▶ Stated exercise:
Select, from the data, each line where "车还没有来" occurs.

[Begin]

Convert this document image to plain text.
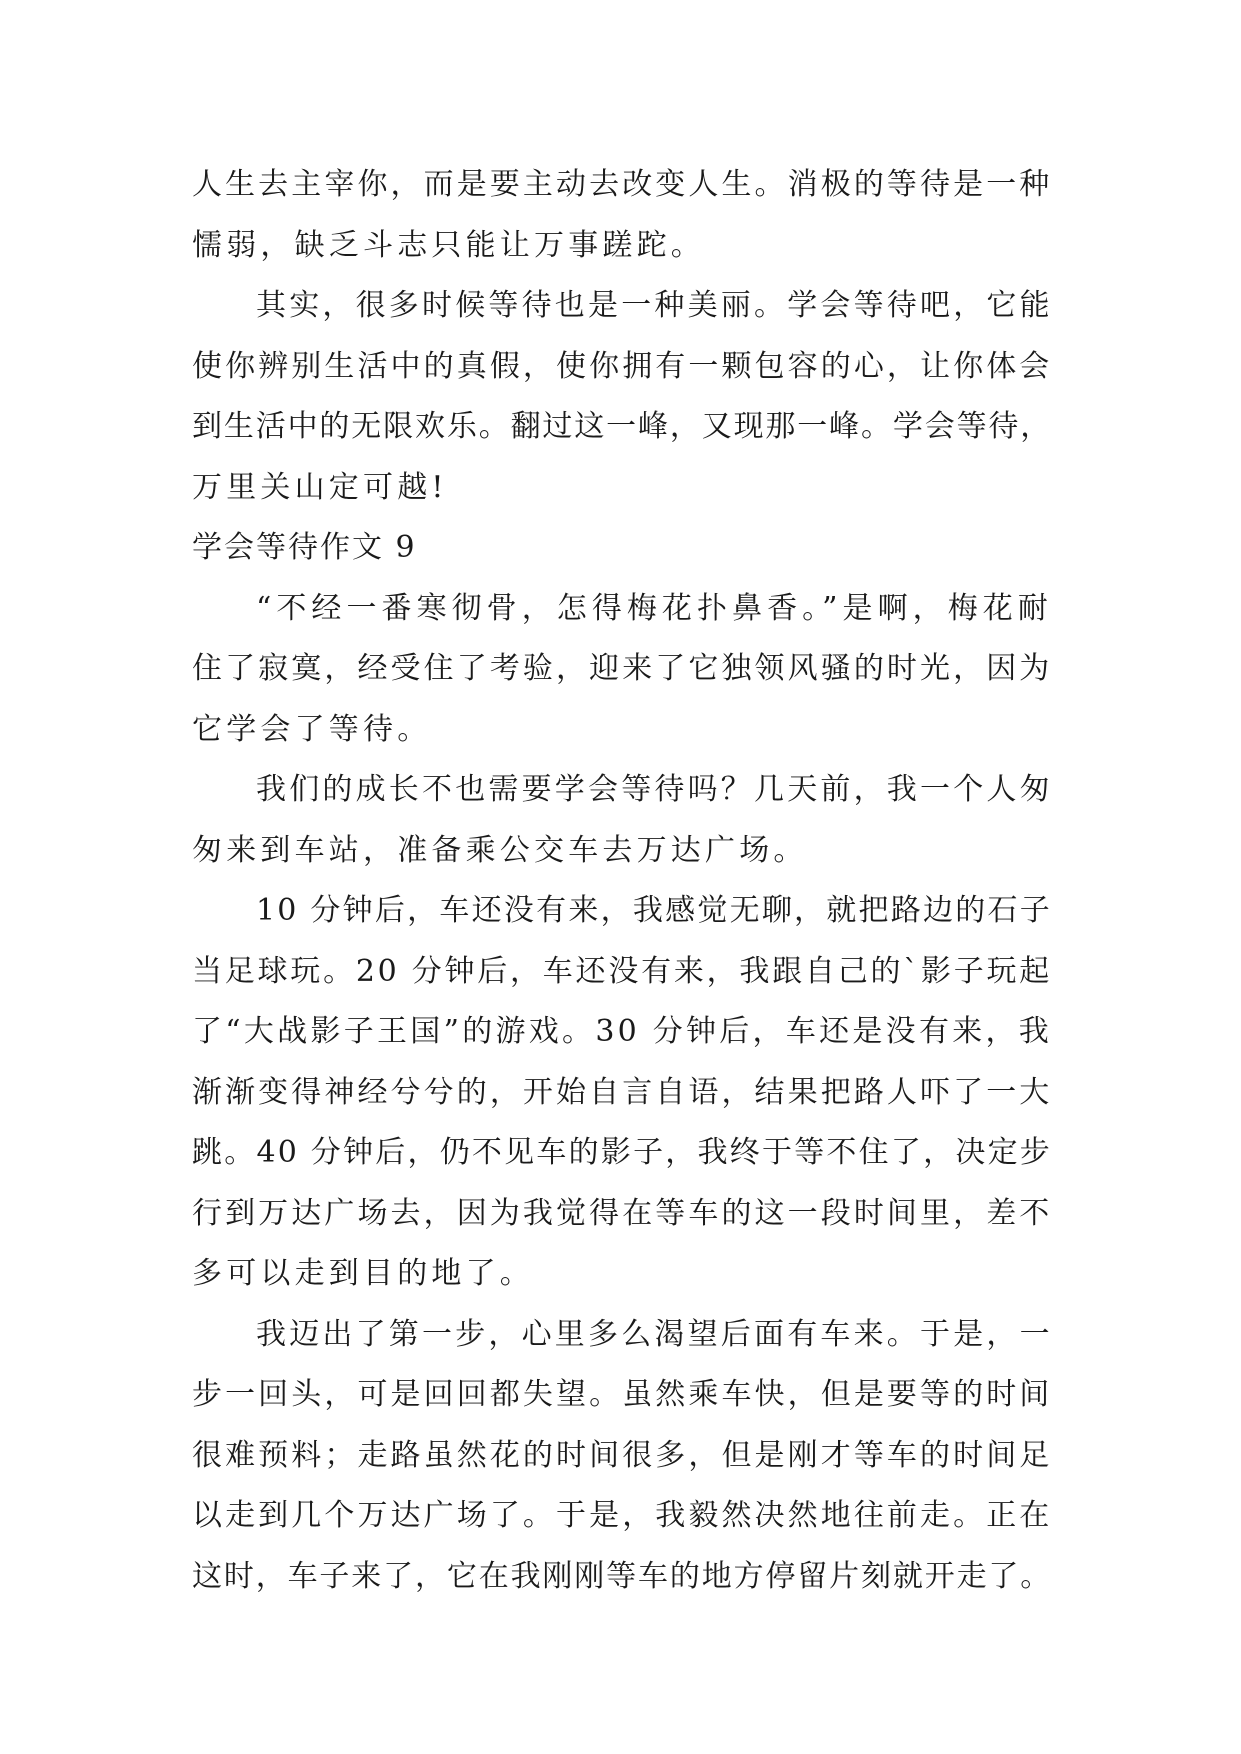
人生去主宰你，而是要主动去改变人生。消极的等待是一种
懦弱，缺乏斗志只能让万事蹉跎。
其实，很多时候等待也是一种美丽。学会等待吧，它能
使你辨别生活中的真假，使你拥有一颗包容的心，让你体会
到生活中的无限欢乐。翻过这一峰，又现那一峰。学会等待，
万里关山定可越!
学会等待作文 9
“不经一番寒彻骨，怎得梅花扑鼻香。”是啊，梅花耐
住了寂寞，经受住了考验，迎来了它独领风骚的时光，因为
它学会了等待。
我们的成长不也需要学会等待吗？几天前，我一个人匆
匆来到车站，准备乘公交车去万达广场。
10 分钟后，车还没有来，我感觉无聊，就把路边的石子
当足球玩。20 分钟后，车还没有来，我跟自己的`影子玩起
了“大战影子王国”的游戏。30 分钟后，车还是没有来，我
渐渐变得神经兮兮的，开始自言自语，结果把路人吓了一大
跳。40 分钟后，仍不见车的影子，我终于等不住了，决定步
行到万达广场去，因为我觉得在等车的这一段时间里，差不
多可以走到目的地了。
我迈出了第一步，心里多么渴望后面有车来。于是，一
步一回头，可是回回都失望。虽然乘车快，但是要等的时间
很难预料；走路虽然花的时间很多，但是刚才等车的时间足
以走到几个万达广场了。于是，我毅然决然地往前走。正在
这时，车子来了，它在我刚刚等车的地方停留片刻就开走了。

[End]

▶ Full solution:
10 分钟后，车还没有来，我感觉无聊，就把路边的石子
当足球玩。20 分钟后，车还没有来，我跟自己的`影子玩起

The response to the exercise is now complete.